* GOAL *
How many lines of the data hold the word "高一数学参考答案及评分标准"? State the number and nothing else.

* THE INPUT *
+-------+

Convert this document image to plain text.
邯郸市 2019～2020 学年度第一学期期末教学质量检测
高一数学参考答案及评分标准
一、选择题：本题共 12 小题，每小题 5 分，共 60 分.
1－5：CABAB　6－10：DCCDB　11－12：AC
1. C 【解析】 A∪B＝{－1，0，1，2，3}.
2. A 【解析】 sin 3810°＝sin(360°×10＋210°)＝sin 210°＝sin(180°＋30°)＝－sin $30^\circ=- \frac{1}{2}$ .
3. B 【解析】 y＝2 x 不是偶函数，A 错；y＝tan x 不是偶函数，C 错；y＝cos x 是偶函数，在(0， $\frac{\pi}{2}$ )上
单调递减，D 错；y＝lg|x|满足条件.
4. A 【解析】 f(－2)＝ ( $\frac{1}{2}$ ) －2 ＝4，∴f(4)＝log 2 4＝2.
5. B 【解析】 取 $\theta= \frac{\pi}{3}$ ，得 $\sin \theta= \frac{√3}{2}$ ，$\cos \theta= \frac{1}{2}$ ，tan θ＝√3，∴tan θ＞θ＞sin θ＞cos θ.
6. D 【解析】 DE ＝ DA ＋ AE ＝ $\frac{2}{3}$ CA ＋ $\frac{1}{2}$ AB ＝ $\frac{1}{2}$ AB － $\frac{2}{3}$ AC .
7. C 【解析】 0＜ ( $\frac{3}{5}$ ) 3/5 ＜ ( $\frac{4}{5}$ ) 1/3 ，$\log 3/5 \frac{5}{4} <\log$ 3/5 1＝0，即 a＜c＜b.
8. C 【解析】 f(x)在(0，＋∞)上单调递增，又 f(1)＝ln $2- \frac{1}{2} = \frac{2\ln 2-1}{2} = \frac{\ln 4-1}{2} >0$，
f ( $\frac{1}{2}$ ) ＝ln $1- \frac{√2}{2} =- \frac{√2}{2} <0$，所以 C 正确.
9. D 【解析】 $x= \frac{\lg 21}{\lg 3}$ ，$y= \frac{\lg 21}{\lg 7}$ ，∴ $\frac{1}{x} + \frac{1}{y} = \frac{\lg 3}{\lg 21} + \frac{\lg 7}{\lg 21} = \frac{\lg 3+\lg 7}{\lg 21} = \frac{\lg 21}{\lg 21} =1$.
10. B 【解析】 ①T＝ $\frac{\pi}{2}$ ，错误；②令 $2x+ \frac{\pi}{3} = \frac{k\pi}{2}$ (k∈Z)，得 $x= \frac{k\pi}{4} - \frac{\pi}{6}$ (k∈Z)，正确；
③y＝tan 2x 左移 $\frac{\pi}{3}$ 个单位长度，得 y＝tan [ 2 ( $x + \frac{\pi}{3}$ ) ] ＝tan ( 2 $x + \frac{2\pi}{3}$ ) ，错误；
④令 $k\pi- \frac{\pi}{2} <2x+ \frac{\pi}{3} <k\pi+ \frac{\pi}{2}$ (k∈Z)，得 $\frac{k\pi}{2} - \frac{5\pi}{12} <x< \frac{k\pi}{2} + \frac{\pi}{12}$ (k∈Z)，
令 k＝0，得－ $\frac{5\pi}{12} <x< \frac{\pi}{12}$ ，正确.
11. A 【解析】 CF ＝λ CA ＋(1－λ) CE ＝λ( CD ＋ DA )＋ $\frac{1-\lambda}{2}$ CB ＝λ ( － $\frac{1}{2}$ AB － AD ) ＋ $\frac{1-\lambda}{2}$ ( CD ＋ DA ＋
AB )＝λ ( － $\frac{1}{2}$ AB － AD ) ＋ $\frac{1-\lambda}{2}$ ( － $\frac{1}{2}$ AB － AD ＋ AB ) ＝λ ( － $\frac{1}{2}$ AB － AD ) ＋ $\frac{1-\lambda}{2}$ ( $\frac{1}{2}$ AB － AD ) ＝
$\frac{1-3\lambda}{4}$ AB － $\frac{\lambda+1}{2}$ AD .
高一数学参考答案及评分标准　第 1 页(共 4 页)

+-------+

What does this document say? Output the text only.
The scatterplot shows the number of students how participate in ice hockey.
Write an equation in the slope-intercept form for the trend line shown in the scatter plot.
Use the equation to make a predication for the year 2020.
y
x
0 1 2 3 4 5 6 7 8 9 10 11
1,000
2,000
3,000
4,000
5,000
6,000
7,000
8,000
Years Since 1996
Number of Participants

+-------+

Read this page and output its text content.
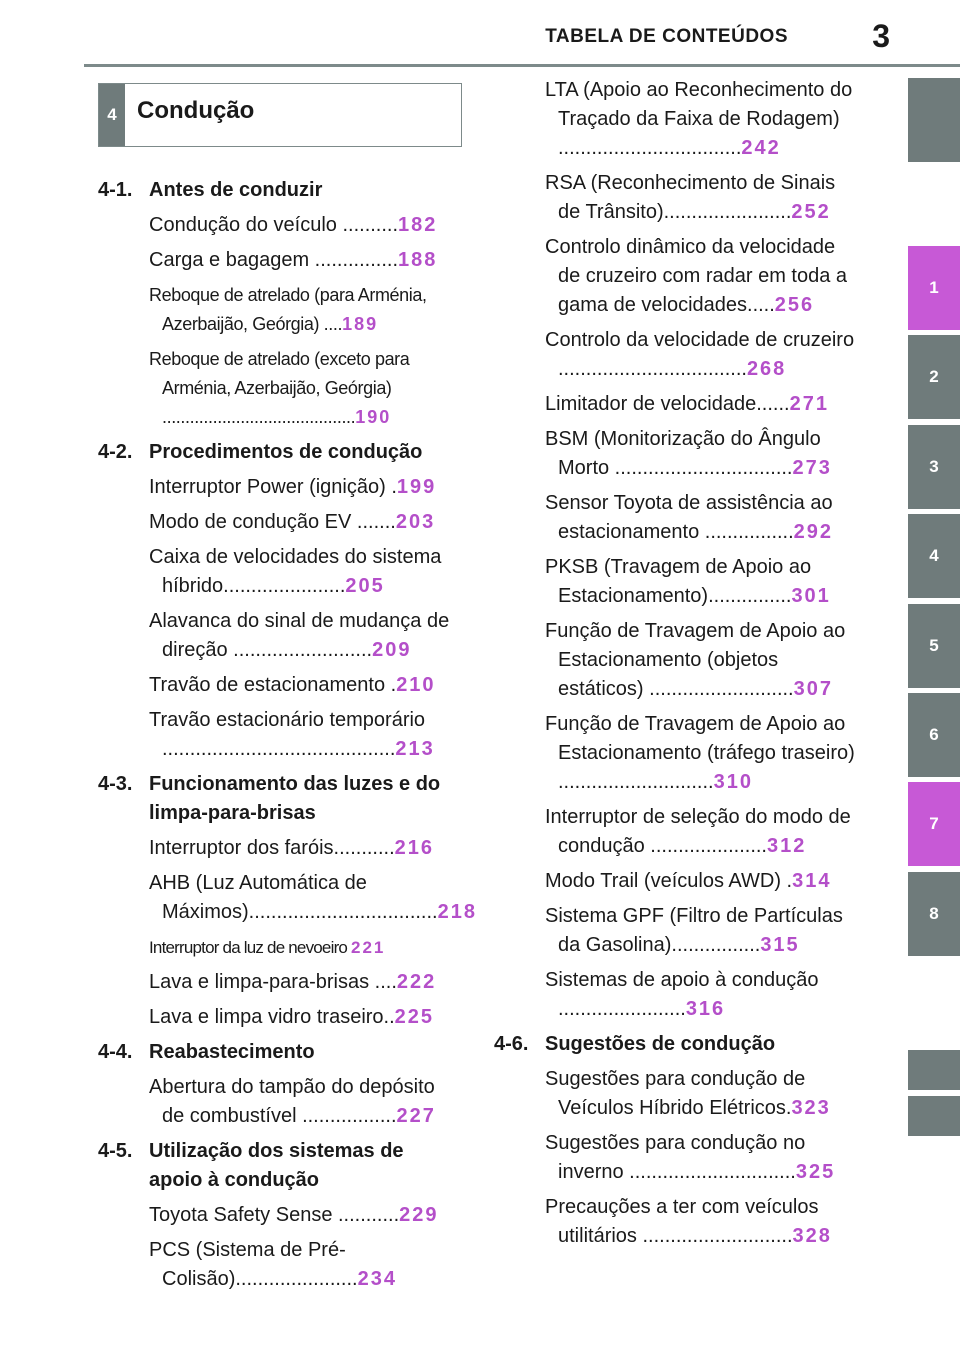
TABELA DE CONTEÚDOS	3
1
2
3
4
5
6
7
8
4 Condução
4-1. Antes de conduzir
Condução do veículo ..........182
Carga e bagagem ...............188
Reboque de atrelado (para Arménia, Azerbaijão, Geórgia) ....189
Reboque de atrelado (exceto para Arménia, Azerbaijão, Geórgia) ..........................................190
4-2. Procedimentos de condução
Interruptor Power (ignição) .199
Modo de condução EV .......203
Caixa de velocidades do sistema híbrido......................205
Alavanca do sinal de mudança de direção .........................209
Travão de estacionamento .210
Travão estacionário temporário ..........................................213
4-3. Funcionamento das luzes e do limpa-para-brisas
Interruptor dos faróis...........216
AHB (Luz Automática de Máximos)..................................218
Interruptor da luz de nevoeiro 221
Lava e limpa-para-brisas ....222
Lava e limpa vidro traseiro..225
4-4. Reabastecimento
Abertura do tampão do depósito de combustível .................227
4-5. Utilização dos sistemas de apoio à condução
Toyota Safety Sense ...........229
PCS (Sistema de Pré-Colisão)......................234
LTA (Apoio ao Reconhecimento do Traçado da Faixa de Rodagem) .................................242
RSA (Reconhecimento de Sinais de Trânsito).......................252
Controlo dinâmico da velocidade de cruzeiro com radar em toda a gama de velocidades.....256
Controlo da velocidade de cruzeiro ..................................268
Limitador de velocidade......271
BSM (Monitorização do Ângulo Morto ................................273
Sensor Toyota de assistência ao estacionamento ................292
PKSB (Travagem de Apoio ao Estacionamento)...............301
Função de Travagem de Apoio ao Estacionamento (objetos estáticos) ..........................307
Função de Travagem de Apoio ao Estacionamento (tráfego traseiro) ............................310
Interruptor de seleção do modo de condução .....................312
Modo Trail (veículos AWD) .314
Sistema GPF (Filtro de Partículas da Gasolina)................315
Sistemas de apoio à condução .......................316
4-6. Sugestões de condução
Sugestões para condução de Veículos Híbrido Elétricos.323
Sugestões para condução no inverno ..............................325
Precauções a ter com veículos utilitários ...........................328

+-------+

* WRITTEN RESPONSE *
2